▸ Prompt 1
Answer these questions from the article on Egypt–EU agricultural trade:
(a) On what date did the agreement enter into force?
(b) Which product is Egypt's number one agricultural export to the EU, and what share of those exports does it make up?
(c) Which EU products are named as not liberalized for import into Egypt?
▸ Prompt 2
Please extend the article on Egypt–EU agricultural trade, picking up right after its final sentence.

--- start Document excerpt ---

The liberalisation of agricultural exports between Egypt and the EU will soon bear fruit, reports Sherine Nasr
Following years of negotiations, an agreement between the European Union and Egypt intended to further liberalise agricultural trade entered into force on 1 June 2010. The agreement is considered very ambitious. Although no concrete data has been made available yet on the agreement's impact on bilateral trade, it is almost certain that trade in agriculture will witness a boom in the coming period, and that Egyptian agricultural goods will enjoy better and broader access into European markets. The goods in question include fresh produce such as raw vegetables and fruits, processed agricultural products, fish and fishery products.
Agricultural products account for eight to 10 per cent of total trade between Egypt and the EU, and have a value of almost two billion euros in exports and imports.
Under the agreement, 90 per cent of trade in both directions benefit from de-facto full liberalisation. According to Christophe Besse, head of the trade, science and enterprise section at the EU delegation in Egypt, some 71 per cent of in value terms of Egyptian exports of agricultural goods to the EU already benefit from full liberalisation. An additional 18 per cent of key Egyptian exports such as table grapes, tomatoes and artichokes benefit from duty free-quota free treatment upon importation in the EU. "The only trade restriction is an export season which overlaps with European production," said Besse.
It is interesting to note that table grapes, for example, stand as Egypt's number one agricultural export to the EU, as it accounts for 15 per cent of the country's agricultural exports to the EU. Next are sweet oranges, fresh and chilled new potatoes and fresh strawberries.
Meanwhile, there continue to be some Egyptian agricultural products that have not yet been fully liberalised. These include strawberries, rice, several fresh fruits and vegetables as well as processed agri-products which have a high content of sugar. According to Besse, the agreement will be re- opened for further negotiations in two years' time, when exportation for these items will become fully liberalised.
In the area of agri-product exports, Egypt's main regional competitors are Morocco and Tunisia. "Egypt has an advantage as the agreement has already been enacted, while in the case of Morocco, the agreement has only been negotiated," Besse noted.
On the other hand, some 86 per cent of EU exports already benefit from full liberalisation. The main EU exports to Egypt include wheat and cotton from Greece. It is interesting to note that, "Egypt imports cotton from Greece at the value of 60 million euro. But this is a lower quality cotton mainly used in transformational industries and textiles," said Besse. The main EU products whose import is not liberalised are alcohol, tobacco and pork meat.

--- end Document excerpt ---
--- start Collected data ---

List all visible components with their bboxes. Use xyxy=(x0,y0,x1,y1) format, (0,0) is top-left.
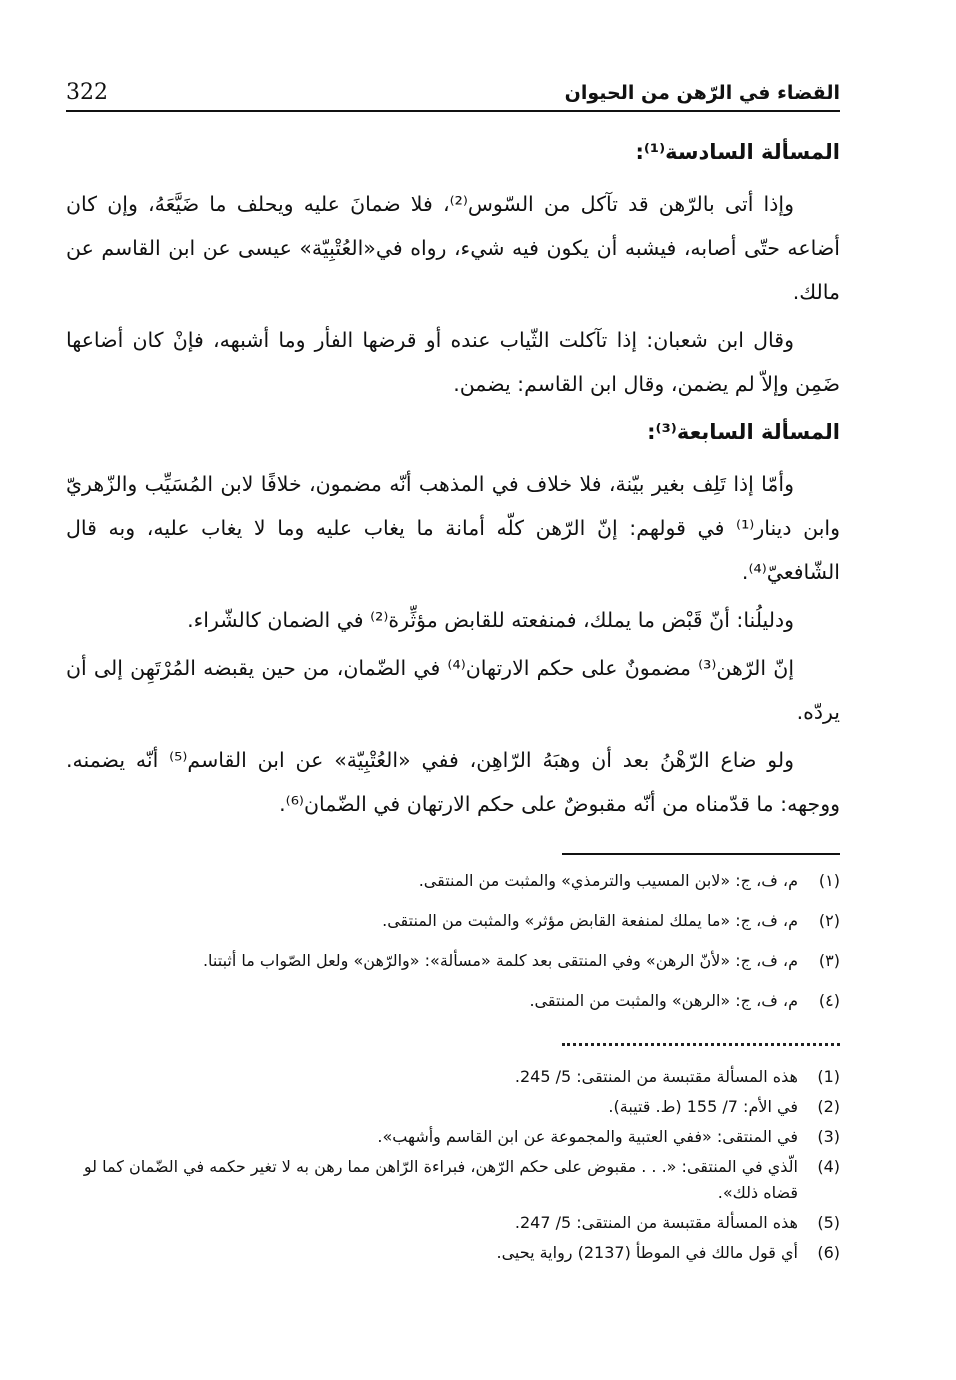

--- end Collected data ---

▸ Final result 1
(a) 1 June 2010
(b) Table grapes, at 15 percent of Egypt's agricultural exports to the EU
(c) Alcohol, tobacco and pork meat

▸ Final result 2
"Although it is still too early to draw any conclusions as to the impact of the agreement, it is almost certain that it provides a clear potential to raise bilateral trade in agricultural goods," said Besse.
Notably, signs of recovery in trade have been clear over the course of 2010. Bilateral trade is currently inching back up to the previous peak of 2007, as a total trade of 20.5 billion euro is anticipated in 2010. "The new agreement will further boost exports of Egyptian agricultural goods to the EU," said Besse.
The latest statistics by the Central Bank of Egypt (CBE) have shown that EU-Egyptian bilateral trade grew by nine per cent in 2010 over 2009, while it is inching ever closer to the 2007 peak. Further, Egypt has improved its ranking as a trade partner to EU, rising from 34th place in 2007 to 28th in 2010.
"This is basically because EU exports to Egypt have grown. The Egyptian domestic market is growing in all directions in terms of consumption and investment by companies and this fuel imports," said Besse, who added that 40 per cent of EU's exports to Egypt are in capital goods such as machinery and vehicles.
While Egypt is the EU's fifth trade partner in the region following Turkey, Algeria, Israel and South Africa, the European bloc remains by far Egypt's top trade partner, with a market share of 36 per cent. In terms of foreign direct investment (FDI) inflows, the EU brings 60 per cent of the total FDI inflows into the country, compared to 35 per cent two years ago. According to the CBE, gross FDI inflows to Egypt reached $11 billion in 2009 to 2010.
The United Kingdom tops the list of EU investors, particularly in the oil sector, at $3.2 billion in 2008 to 2009, followed by Belgium. In short, according to Besse, "the EU is Egypt's top trade partner and investor."